— Raw data —
----

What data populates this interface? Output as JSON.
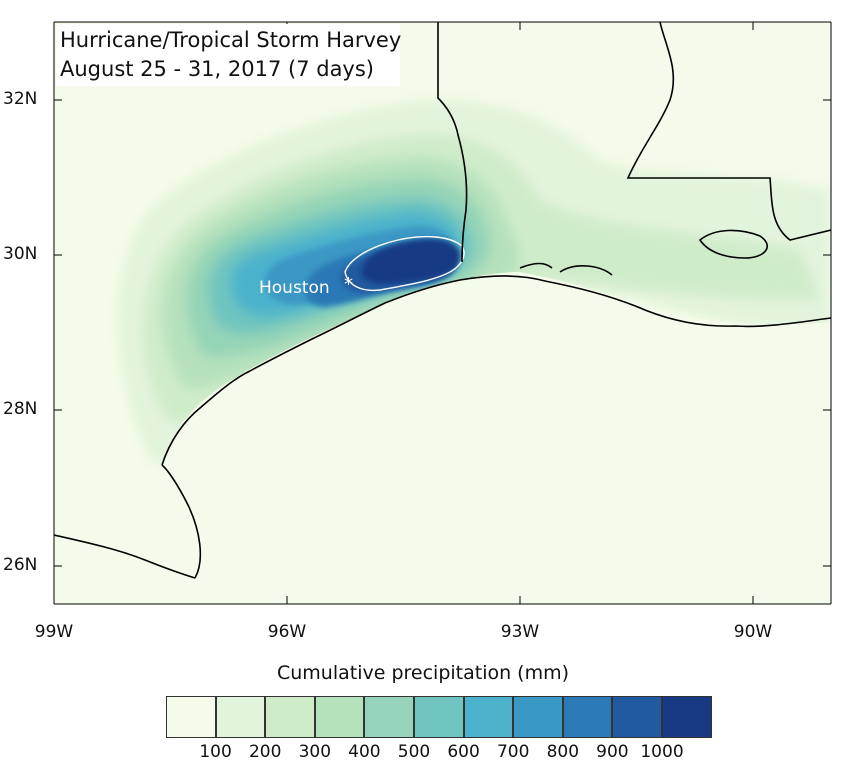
{
  "title": {
    "line1": "Hurricane/Tropical Storm Harvey",
    "line2": "August 25 - 31, 2017 (7 days)"
  },
  "map": {
    "region": "Texas / Louisiana Gulf Coast",
    "background_color": "#f5fbea",
    "ocean_color": "#f5fbea",
    "border_color": "#000000",
    "latitude_labels": [
      "32N",
      "30N",
      "28N",
      "26N"
    ],
    "longitude_labels": [
      "99W",
      "96W",
      "93W",
      "90W"
    ],
    "lon_range": [
      -99,
      -89
    ],
    "lat_range": [
      25.5,
      33
    ],
    "city": {
      "name": "Houston",
      "marker": "*",
      "lon": -95.4,
      "lat": 29.76
    }
  },
  "legend": {
    "title": "Cumulative precipitation (mm)",
    "ticks": [
      "100",
      "200",
      "300",
      "400",
      "500",
      "600",
      "700",
      "800",
      "900",
      "1000"
    ],
    "colors": [
      "#f5fbea",
      "#e3f4dc",
      "#cfecc9",
      "#b5e1bb",
      "#95d4b8",
      "#6fc4bf",
      "#4cb2cc",
      "#3a98c4",
      "#2b79b6",
      "#215aa0",
      "#173a84"
    ]
  }
}
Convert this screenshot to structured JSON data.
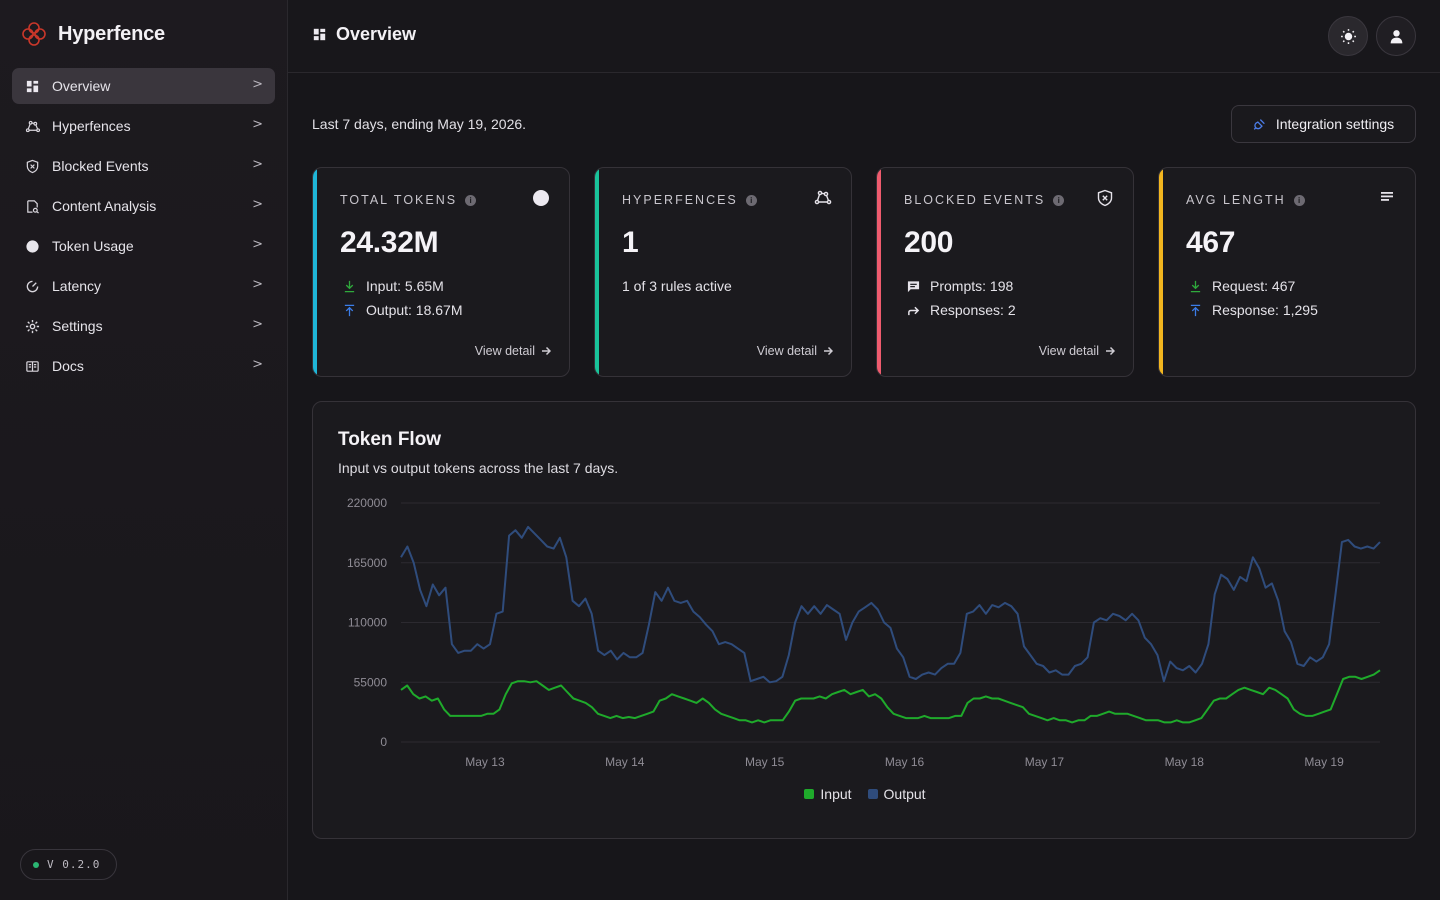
{
  "app": {
    "name": "Hyperfence"
  },
  "sidebar": {
    "items": [
      {
        "label": "Overview",
        "icon": "grid-icon",
        "active": true
      },
      {
        "label": "Hyperfences",
        "icon": "fence-icon"
      },
      {
        "label": "Blocked Events",
        "icon": "shield-icon"
      },
      {
        "label": "Content Analysis",
        "icon": "document-scan-icon"
      },
      {
        "label": "Token Usage",
        "icon": "circle-icon"
      },
      {
        "label": "Latency",
        "icon": "gauge-icon"
      },
      {
        "label": "Settings",
        "icon": "gear-icon"
      },
      {
        "label": "Docs",
        "icon": "book-icon"
      }
    ],
    "chevron": ">",
    "version": "V 0.2.0"
  },
  "header": {
    "title": "Overview"
  },
  "main": {
    "range_text": "Last 7 days, ending May 19, 2026.",
    "integration_button": "Integration settings",
    "cards": [
      {
        "label": "TOTAL TOKENS",
        "value": "24.32M",
        "rows": [
          "Input: 5.65M",
          "Output: 18.67M"
        ],
        "link": "View detail",
        "accent": "#1fb6d8"
      },
      {
        "label": "HYPERFENCES",
        "value": "1",
        "plain": "1 of 3 rules active",
        "link": "View detail",
        "accent": "#19c39a"
      },
      {
        "label": "BLOCKED EVENTS",
        "value": "200",
        "rows": [
          "Prompts: 198",
          "Responses: 2"
        ],
        "link": "View detail",
        "accent": "#ef5b6e"
      },
      {
        "label": "AVG LENGTH",
        "value": "467",
        "rows": [
          "Request: 467",
          "Response: 1,295"
        ],
        "accent": "#f3b61f"
      }
    ]
  },
  "chart": {
    "title": "Token Flow",
    "subtitle": "Input vs output tokens across the last 7 days."
  },
  "chart_data": {
    "type": "line",
    "title": "Token Flow",
    "xlabel": "",
    "ylabel": "",
    "ylim": [
      0,
      220000
    ],
    "yticks": [
      "220000",
      "165000",
      "110000",
      "55000",
      "0"
    ],
    "xticks": [
      "May 13",
      "May 14",
      "May 15",
      "May 16",
      "May 17",
      "May 18",
      "May 19"
    ],
    "grid": true,
    "legend": "bottom-center",
    "series": [
      {
        "name": "Input",
        "color": "#1faa2b",
        "values": [
          48000,
          52000,
          44000,
          40000,
          42000,
          38000,
          40000,
          30000,
          24000,
          24000,
          24000,
          24000,
          24000,
          24000,
          26000,
          26000,
          30000,
          44000,
          54000,
          56000,
          56000,
          55000,
          56000,
          52000,
          48000,
          50000,
          52000,
          46000,
          40000,
          38000,
          36000,
          32000,
          26000,
          24000,
          22000,
          24000,
          22000,
          23000,
          22000,
          24000,
          26000,
          28000,
          38000,
          40000,
          44000,
          42000,
          40000,
          38000,
          36000,
          40000,
          36000,
          30000,
          26000,
          24000,
          22000,
          20000,
          20000,
          18000,
          20000,
          18000,
          20000,
          20000,
          20000,
          28000,
          38000,
          40000,
          40000,
          40000,
          42000,
          40000,
          44000,
          46000,
          48000,
          44000,
          46000,
          48000,
          42000,
          44000,
          40000,
          32000,
          26000,
          24000,
          22000,
          22000,
          22000,
          24000,
          22000,
          22000,
          22000,
          22000,
          24000,
          24000,
          36000,
          40000,
          40000,
          42000,
          40000,
          40000,
          38000,
          36000,
          34000,
          32000,
          26000,
          24000,
          22000,
          20000,
          22000,
          20000,
          20000,
          18000,
          20000,
          20000,
          24000,
          24000,
          26000,
          28000,
          26000,
          26000,
          26000,
          24000,
          22000,
          20000,
          20000,
          20000,
          18000,
          18000,
          20000,
          18000,
          18000,
          20000,
          22000,
          30000,
          38000,
          40000,
          40000,
          44000,
          48000,
          50000,
          48000,
          46000,
          44000,
          50000,
          48000,
          44000,
          40000,
          30000,
          26000,
          24000,
          24000,
          26000,
          28000,
          30000,
          44000,
          58000,
          60000,
          60000,
          58000,
          60000,
          62000,
          66000
        ]
      },
      {
        "name": "Output",
        "color": "#2f4c7c",
        "values": [
          170000,
          180000,
          165000,
          140000,
          125000,
          145000,
          135000,
          142000,
          90000,
          82000,
          84000,
          84000,
          90000,
          86000,
          90000,
          118000,
          120000,
          190000,
          195000,
          188000,
          198000,
          192000,
          186000,
          180000,
          178000,
          188000,
          170000,
          130000,
          125000,
          132000,
          118000,
          84000,
          80000,
          84000,
          76000,
          82000,
          78000,
          78000,
          82000,
          108000,
          138000,
          130000,
          142000,
          130000,
          128000,
          130000,
          120000,
          115000,
          108000,
          102000,
          90000,
          92000,
          90000,
          86000,
          82000,
          56000,
          58000,
          60000,
          55000,
          56000,
          60000,
          80000,
          110000,
          125000,
          118000,
          125000,
          118000,
          126000,
          122000,
          118000,
          94000,
          110000,
          120000,
          124000,
          128000,
          122000,
          110000,
          105000,
          86000,
          78000,
          60000,
          58000,
          62000,
          64000,
          62000,
          68000,
          72000,
          72000,
          82000,
          118000,
          120000,
          126000,
          118000,
          126000,
          124000,
          128000,
          125000,
          118000,
          88000,
          80000,
          72000,
          70000,
          64000,
          66000,
          62000,
          62000,
          70000,
          72000,
          78000,
          110000,
          114000,
          112000,
          118000,
          116000,
          112000,
          118000,
          112000,
          96000,
          90000,
          80000,
          56000,
          74000,
          68000,
          66000,
          70000,
          64000,
          72000,
          90000,
          136000,
          154000,
          150000,
          140000,
          152000,
          148000,
          170000,
          160000,
          142000,
          146000,
          130000,
          102000,
          92000,
          72000,
          70000,
          78000,
          74000,
          78000,
          90000,
          136000,
          184000,
          186000,
          180000,
          178000,
          180000,
          178000,
          184000
        ]
      }
    ]
  }
}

----

— Exercise task —
Without the pictures, repeat all the records word for word.

— Result of this task —
What data populates this interface? Output as JSON.
{
  "title": {
    "line1": "Hurricane/Tropical Storm Harvey",
    "line2": "August 25 - 31, 2017 (7 days)"
  },
  "map": {
    "region": "Texas / Louisiana Gulf Coast",
    "background_color": "#f5fbea",
    "ocean_color": "#f5fbea",
    "border_color": "#000000",
    "latitude_labels": [
      "32N",
      "30N",
      "28N",
      "26N"
    ],
    "longitude_labels": [
      "99W",
      "96W",
      "93W",
      "90W"
    ],
    "lon_range": [
      -99,
      -89
    ],
    "lat_range": [
      25.5,
      33
    ],
    "city": {
      "name": "Houston",
      "marker": "*",
      "lon": -95.4,
      "lat": 29.76
    }
  },
  "legend": {
    "title": "Cumulative precipitation (mm)",
    "ticks": [
      "100",
      "200",
      "300",
      "400",
      "500",
      "600",
      "700",
      "800",
      "900",
      "1000"
    ],
    "colors": [
      "#f5fbea",
      "#e3f4dc",
      "#cfecc9",
      "#b5e1bb",
      "#95d4b8",
      "#6fc4bf",
      "#4cb2cc",
      "#3a98c4",
      "#2b79b6",
      "#215aa0",
      "#173a84"
    ]
  }
}
Convert this screenshot to structured JSON data.
{
  "app": {
    "name": "Hyperfence"
  },
  "sidebar": {
    "items": [
      {
        "label": "Overview",
        "icon": "grid-icon",
        "active": true
      },
      {
        "label": "Hyperfences",
        "icon": "fence-icon"
      },
      {
        "label": "Blocked Events",
        "icon": "shield-icon"
      },
      {
        "label": "Content Analysis",
        "icon": "document-scan-icon"
      },
      {
        "label": "Token Usage",
        "icon": "circle-icon"
      },
      {
        "label": "Latency",
        "icon": "gauge-icon"
      },
      {
        "label": "Settings",
        "icon": "gear-icon"
      },
      {
        "label": "Docs",
        "icon": "book-icon"
      }
    ],
    "chevron": ">",
    "version": "V 0.2.0"
  },
  "header": {
    "title": "Overview"
  },
  "main": {
    "range_text": "Last 7 days, ending May 19, 2026.",
    "integration_button": "Integration settings",
    "cards": [
      {
        "label": "TOTAL TOKENS",
        "value": "24.32M",
        "rows": [
          "Input: 5.65M",
          "Output: 18.67M"
        ],
        "link": "View detail",
        "accent": "#1fb6d8"
      },
      {
        "label": "HYPERFENCES",
        "value": "1",
        "plain": "1 of 3 rules active",
        "link": "View detail",
        "accent": "#19c39a"
      },
      {
        "label": "BLOCKED EVENTS",
        "value": "200",
        "rows": [
          "Prompts: 198",
          "Responses: 2"
        ],
        "link": "View detail",
        "accent": "#ef5b6e"
      },
      {
        "label": "AVG LENGTH",
        "value": "467",
        "rows": [
          "Request: 467",
          "Response: 1,295"
        ],
        "accent": "#f3b61f"
      }
    ]
  },
  "chart": {
    "title": "Token Flow",
    "subtitle": "Input vs output tokens across the last 7 days."
  },
  "chart_data": {
    "type": "line",
    "title": "Token Flow",
    "xlabel": "",
    "ylabel": "",
    "ylim": [
      0,
      220000
    ],
    "yticks": [
      "220000",
      "165000",
      "110000",
      "55000",
      "0"
    ],
    "xticks": [
      "May 13",
      "May 14",
      "May 15",
      "May 16",
      "May 17",
      "May 18",
      "May 19"
    ],
    "grid": true,
    "legend": "bottom-center",
    "series": [
      {
        "name": "Input",
        "color": "#1faa2b",
        "values": [
          48000,
          52000,
          44000,
          40000,
          42000,
          38000,
          40000,
          30000,
          24000,
          24000,
          24000,
          24000,
          24000,
          24000,
          26000,
          26000,
          30000,
          44000,
          54000,
          56000,
          56000,
          55000,
          56000,
          52000,
          48000,
          50000,
          52000,
          46000,
          40000,
          38000,
          36000,
          32000,
          26000,
          24000,
          22000,
          24000,
          22000,
          23000,
          22000,
          24000,
          26000,
          28000,
          38000,
          40000,
          44000,
          42000,
          40000,
          38000,
          36000,
          40000,
          36000,
          30000,
          26000,
          24000,
          22000,
          20000,
          20000,
          18000,
          20000,
          18000,
          20000,
          20000,
          20000,
          28000,
          38000,
          40000,
          40000,
          40000,
          42000,
          40000,
          44000,
          46000,
          48000,
          44000,
          46000,
          48000,
          42000,
          44000,
          40000,
          32000,
          26000,
          24000,
          22000,
          22000,
          22000,
          24000,
          22000,
          22000,
          22000,
          22000,
          24000,
          24000,
          36000,
          40000,
          40000,
          42000,
          40000,
          40000,
          38000,
          36000,
          34000,
          32000,
          26000,
          24000,
          22000,
          20000,
          22000,
          20000,
          20000,
          18000,
          20000,
          20000,
          24000,
          24000,
          26000,
          28000,
          26000,
          26000,
          26000,
          24000,
          22000,
          20000,
          20000,
          20000,
          18000,
          18000,
          20000,
          18000,
          18000,
          20000,
          22000,
          30000,
          38000,
          40000,
          40000,
          44000,
          48000,
          50000,
          48000,
          46000,
          44000,
          50000,
          48000,
          44000,
          40000,
          30000,
          26000,
          24000,
          24000,
          26000,
          28000,
          30000,
          44000,
          58000,
          60000,
          60000,
          58000,
          60000,
          62000,
          66000
        ]
      },
      {
        "name": "Output",
        "color": "#2f4c7c",
        "values": [
          170000,
          180000,
          165000,
          140000,
          125000,
          145000,
          135000,
          142000,
          90000,
          82000,
          84000,
          84000,
          90000,
          86000,
          90000,
          118000,
          120000,
          190000,
          195000,
          188000,
          198000,
          192000,
          186000,
          180000,
          178000,
          188000,
          170000,
          130000,
          125000,
          132000,
          118000,
          84000,
          80000,
          84000,
          76000,
          82000,
          78000,
          78000,
          82000,
          108000,
          138000,
          130000,
          142000,
          130000,
          128000,
          130000,
          120000,
          115000,
          108000,
          102000,
          90000,
          92000,
          90000,
          86000,
          82000,
          56000,
          58000,
          60000,
          55000,
          56000,
          60000,
          80000,
          110000,
          125000,
          118000,
          125000,
          118000,
          126000,
          122000,
          118000,
          94000,
          110000,
          120000,
          124000,
          128000,
          122000,
          110000,
          105000,
          86000,
          78000,
          60000,
          58000,
          62000,
          64000,
          62000,
          68000,
          72000,
          72000,
          82000,
          118000,
          120000,
          126000,
          118000,
          126000,
          124000,
          128000,
          125000,
          118000,
          88000,
          80000,
          72000,
          70000,
          64000,
          66000,
          62000,
          62000,
          70000,
          72000,
          78000,
          110000,
          114000,
          112000,
          118000,
          116000,
          112000,
          118000,
          112000,
          96000,
          90000,
          80000,
          56000,
          74000,
          68000,
          66000,
          70000,
          64000,
          72000,
          90000,
          136000,
          154000,
          150000,
          140000,
          152000,
          148000,
          170000,
          160000,
          142000,
          146000,
          130000,
          102000,
          92000,
          72000,
          70000,
          78000,
          74000,
          78000,
          90000,
          136000,
          184000,
          186000,
          180000,
          178000,
          180000,
          178000,
          184000
        ]
      }
    ]
  }
}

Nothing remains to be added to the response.